Problem details = Below are the records; copy each line in which "color" occurs.
Given data Block Start
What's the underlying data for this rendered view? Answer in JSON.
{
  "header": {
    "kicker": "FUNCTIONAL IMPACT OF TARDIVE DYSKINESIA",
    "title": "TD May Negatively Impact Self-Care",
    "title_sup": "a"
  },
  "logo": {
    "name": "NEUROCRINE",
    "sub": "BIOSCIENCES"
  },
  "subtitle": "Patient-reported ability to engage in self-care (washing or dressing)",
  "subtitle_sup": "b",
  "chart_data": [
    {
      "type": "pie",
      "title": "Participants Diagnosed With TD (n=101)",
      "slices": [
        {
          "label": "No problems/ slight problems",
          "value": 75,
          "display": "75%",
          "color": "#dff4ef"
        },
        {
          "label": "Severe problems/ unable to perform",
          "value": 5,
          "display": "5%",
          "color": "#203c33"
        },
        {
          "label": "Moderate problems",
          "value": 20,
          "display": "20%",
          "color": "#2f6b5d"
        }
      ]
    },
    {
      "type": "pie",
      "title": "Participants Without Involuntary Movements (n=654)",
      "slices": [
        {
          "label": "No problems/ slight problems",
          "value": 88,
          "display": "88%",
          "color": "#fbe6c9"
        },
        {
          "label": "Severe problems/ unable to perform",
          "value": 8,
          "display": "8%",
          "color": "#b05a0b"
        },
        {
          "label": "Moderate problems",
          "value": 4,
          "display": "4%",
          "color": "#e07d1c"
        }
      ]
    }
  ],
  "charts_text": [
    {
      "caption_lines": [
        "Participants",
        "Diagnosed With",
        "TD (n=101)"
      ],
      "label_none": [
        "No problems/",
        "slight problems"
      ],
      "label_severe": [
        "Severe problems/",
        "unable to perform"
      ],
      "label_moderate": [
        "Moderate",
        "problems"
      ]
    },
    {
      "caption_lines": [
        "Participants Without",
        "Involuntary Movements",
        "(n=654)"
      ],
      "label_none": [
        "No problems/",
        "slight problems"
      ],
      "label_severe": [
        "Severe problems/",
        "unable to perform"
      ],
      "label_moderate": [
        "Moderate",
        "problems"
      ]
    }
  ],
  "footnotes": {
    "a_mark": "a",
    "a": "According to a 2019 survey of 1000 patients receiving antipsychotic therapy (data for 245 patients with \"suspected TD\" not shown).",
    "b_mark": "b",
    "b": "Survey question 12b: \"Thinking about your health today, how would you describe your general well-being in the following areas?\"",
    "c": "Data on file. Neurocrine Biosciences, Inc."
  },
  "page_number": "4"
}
Given data Block End
Completed task =
          "color": "#dff4ef"
          "color": "#203c33"
          "color": "#2f6b5d"
          "color": "#fbe6c9"
          "color": "#b05a0b"
          "color": "#e07d1c"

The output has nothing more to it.